| Given instruction |
In the listing below, identify each line with the word "comme" and return those lines.

| Task inputs |
— begin —

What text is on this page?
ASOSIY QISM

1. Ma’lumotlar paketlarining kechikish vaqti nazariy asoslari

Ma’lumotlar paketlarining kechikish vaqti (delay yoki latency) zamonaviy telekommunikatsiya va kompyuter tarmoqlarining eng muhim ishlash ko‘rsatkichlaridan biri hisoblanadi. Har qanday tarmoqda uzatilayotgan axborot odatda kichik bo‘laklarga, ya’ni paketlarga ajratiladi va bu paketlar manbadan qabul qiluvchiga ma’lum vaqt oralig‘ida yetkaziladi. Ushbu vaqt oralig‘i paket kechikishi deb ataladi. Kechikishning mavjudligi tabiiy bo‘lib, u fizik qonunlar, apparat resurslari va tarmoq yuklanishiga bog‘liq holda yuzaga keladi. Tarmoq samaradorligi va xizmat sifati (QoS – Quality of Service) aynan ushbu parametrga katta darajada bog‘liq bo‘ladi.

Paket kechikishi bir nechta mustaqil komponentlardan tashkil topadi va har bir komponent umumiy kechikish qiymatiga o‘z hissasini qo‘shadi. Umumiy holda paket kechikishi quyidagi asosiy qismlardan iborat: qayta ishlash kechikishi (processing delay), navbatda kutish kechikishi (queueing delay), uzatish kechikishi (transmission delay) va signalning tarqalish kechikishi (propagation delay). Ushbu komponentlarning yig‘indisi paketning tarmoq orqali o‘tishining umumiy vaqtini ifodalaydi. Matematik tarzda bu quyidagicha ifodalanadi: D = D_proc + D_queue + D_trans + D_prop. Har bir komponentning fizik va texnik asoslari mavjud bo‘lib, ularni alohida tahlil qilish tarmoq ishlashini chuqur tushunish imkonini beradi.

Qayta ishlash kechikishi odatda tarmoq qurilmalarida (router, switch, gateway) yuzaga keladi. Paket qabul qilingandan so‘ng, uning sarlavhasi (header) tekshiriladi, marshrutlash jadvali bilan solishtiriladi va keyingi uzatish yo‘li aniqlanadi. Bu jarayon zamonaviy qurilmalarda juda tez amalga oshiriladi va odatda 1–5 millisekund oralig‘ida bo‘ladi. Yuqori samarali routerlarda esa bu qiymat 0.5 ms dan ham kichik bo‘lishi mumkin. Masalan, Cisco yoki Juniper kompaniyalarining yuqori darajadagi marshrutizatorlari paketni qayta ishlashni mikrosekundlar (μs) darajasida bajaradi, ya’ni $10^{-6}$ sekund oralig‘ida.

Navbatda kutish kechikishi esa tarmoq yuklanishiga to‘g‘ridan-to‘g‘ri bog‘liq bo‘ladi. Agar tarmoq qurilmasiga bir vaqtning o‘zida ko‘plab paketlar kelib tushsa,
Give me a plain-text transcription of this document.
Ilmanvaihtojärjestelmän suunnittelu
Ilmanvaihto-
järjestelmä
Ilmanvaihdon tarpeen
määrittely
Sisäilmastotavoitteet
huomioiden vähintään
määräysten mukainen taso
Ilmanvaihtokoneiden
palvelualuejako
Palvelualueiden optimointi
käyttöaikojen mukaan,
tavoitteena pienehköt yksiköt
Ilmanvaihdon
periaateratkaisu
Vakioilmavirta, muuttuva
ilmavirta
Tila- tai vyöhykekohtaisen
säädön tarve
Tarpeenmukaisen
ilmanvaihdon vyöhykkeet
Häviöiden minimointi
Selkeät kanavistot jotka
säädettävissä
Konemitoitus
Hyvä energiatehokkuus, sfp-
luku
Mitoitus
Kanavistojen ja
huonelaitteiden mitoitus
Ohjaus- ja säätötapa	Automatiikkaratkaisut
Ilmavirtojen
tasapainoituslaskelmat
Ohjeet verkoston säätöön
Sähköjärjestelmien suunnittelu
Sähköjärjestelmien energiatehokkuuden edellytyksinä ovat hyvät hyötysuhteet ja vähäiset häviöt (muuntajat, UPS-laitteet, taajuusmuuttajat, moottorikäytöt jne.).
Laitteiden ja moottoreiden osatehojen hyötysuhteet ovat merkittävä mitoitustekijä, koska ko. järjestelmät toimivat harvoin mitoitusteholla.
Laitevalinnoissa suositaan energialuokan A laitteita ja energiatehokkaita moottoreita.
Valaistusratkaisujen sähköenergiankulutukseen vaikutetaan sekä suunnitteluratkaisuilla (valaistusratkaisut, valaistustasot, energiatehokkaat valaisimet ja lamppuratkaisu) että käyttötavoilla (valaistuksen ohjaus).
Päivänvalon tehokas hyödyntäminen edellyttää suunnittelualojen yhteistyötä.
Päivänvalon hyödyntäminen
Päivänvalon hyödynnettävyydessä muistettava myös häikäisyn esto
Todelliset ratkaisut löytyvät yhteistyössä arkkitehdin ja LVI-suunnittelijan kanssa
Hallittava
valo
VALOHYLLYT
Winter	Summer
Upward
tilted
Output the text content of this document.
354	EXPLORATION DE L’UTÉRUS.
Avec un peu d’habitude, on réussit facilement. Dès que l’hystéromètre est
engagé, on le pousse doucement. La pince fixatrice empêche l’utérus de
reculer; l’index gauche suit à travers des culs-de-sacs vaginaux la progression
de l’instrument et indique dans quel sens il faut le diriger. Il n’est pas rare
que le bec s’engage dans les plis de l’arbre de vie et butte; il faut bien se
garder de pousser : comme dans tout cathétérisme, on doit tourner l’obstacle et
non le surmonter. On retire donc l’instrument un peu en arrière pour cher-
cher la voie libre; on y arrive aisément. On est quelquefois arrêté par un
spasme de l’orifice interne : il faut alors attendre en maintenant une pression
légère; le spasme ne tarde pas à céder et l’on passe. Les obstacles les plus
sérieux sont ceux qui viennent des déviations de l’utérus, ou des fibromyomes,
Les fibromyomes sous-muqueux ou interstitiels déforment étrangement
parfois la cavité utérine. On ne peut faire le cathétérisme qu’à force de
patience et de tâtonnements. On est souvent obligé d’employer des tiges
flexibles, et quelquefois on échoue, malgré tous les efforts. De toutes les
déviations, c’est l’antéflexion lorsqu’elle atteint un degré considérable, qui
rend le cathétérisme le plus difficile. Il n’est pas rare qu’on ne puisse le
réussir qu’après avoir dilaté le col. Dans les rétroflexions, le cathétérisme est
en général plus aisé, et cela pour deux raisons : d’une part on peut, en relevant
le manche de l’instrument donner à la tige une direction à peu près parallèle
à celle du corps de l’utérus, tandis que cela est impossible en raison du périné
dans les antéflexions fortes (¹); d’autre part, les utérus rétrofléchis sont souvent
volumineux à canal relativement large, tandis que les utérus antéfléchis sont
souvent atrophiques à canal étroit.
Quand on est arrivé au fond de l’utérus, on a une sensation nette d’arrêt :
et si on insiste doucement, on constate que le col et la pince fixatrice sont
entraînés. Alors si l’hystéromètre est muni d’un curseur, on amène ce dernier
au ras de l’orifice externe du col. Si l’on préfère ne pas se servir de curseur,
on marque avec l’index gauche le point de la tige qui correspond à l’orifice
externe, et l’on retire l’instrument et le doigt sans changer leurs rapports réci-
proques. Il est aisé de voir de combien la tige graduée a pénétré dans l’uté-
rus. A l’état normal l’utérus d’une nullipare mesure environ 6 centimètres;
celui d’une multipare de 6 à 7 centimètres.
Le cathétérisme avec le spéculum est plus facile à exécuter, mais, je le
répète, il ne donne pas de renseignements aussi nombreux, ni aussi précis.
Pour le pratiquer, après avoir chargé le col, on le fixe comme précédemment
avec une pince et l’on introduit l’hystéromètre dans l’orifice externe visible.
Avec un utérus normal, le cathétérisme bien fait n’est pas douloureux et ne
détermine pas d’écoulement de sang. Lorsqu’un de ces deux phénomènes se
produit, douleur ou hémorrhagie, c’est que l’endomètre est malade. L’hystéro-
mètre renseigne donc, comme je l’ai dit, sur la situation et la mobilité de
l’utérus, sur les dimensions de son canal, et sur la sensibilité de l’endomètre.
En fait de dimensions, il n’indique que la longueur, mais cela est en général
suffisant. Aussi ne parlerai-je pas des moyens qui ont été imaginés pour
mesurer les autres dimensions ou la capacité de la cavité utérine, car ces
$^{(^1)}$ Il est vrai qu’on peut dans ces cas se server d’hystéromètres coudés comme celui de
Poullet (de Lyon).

— end —

| Output for this exercise |
garder de pousser : comme dans tout cathétérisme, on doit tourner l’obstacle et
Pour le pratiquer, après avoir chargé le col, on le fixe comme précédemment
mètre renseigne donc, comme je l’ai dit, sur la situation et la mobilité de
$^{(^1)}$ Il est vrai qu’on peut dans ces cas se server d’hystéromètres coudés comme celui de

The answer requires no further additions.